_PROBLEM DESCRIPTION:_
All the entries need to be quoted exactly, apart from the pictures, which you should drop.

(Records contained in a dataset)
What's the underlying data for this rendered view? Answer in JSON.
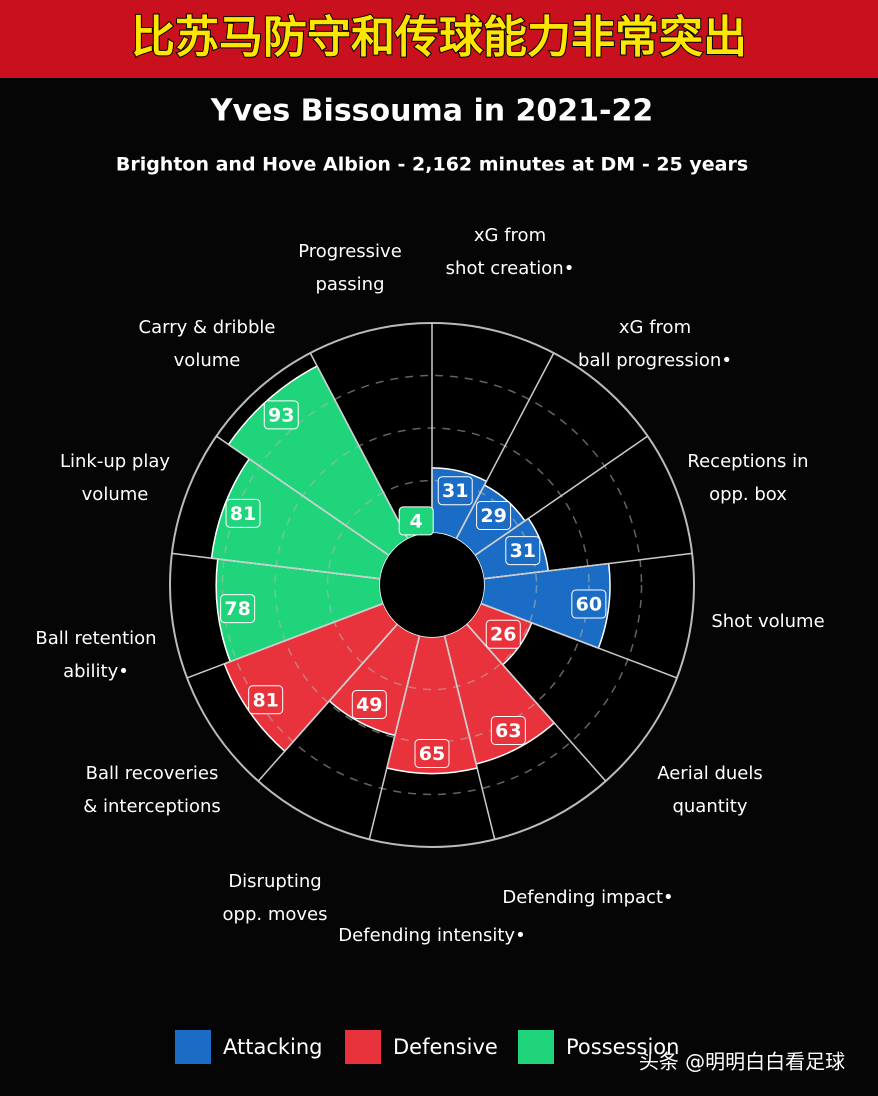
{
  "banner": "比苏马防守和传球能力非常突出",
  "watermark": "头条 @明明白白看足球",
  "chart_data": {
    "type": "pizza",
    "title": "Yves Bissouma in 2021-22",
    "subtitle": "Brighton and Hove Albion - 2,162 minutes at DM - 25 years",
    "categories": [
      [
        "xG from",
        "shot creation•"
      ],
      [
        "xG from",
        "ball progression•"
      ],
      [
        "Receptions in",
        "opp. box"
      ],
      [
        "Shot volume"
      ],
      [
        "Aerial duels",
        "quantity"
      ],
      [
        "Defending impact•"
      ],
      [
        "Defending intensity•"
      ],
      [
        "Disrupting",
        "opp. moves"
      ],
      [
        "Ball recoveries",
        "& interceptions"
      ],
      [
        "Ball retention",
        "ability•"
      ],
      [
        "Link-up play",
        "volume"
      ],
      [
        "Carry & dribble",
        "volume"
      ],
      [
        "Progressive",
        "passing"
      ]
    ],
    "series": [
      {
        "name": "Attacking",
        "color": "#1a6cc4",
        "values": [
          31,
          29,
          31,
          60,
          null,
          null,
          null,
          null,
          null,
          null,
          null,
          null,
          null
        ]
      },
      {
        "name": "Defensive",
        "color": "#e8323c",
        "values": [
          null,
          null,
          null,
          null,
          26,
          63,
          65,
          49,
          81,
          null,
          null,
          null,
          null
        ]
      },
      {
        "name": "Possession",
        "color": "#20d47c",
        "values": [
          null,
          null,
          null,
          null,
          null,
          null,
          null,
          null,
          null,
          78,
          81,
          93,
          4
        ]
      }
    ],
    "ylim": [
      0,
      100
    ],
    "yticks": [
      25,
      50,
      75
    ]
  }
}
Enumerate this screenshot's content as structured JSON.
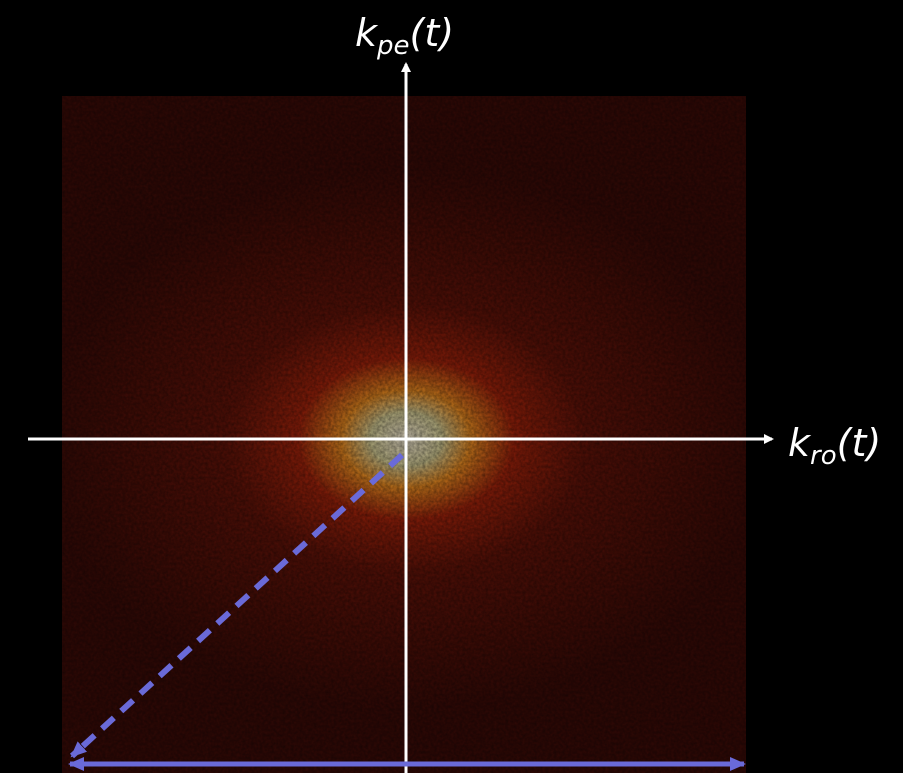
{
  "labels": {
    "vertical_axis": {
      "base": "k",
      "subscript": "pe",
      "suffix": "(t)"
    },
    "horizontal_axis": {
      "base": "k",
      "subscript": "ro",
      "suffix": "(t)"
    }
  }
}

_SOLUTION FOR THIS PROBLEM:_
What's the underlying data for this rendered view? Answer in JSON.
{
  "banner": "比苏马防守和传球能力非常突出",
  "watermark": "头条 @明明白白看足球",
  "chart_data": {
    "type": "pizza",
    "title": "Yves Bissouma in 2021-22",
    "subtitle": "Brighton and Hove Albion - 2,162 minutes at DM - 25 years",
    "categories": [
      [
        "xG from",
        "shot creation•"
      ],
      [
        "xG from",
        "ball progression•"
      ],
      [
        "Receptions in",
        "opp. box"
      ],
      [
        "Shot volume"
      ],
      [
        "Aerial duels",
        "quantity"
      ],
      [
        "Defending impact•"
      ],
      [
        "Defending intensity•"
      ],
      [
        "Disrupting",
        "opp. moves"
      ],
      [
        "Ball recoveries",
        "& interceptions"
      ],
      [
        "Ball retention",
        "ability•"
      ],
      [
        "Link-up play",
        "volume"
      ],
      [
        "Carry & dribble",
        "volume"
      ],
      [
        "Progressive",
        "passing"
      ]
    ],
    "series": [
      {
        "name": "Attacking",
        "color": "#1a6cc4",
        "values": [
          31,
          29,
          31,
          60,
          null,
          null,
          null,
          null,
          null,
          null,
          null,
          null,
          null
        ]
      },
      {
        "name": "Defensive",
        "color": "#e8323c",
        "values": [
          null,
          null,
          null,
          null,
          26,
          63,
          65,
          49,
          81,
          null,
          null,
          null,
          null
        ]
      },
      {
        "name": "Possession",
        "color": "#20d47c",
        "values": [
          null,
          null,
          null,
          null,
          null,
          null,
          null,
          null,
          null,
          78,
          81,
          93,
          4
        ]
      }
    ],
    "ylim": [
      0,
      100
    ],
    "yticks": [
      25,
      50,
      75
    ]
  }
}
Enumerate this screenshot's content as structured JSON.
{
  "labels": {
    "vertical_axis": {
      "base": "k",
      "subscript": "pe",
      "suffix": "(t)"
    },
    "horizontal_axis": {
      "base": "k",
      "subscript": "ro",
      "suffix": "(t)"
    }
  }
}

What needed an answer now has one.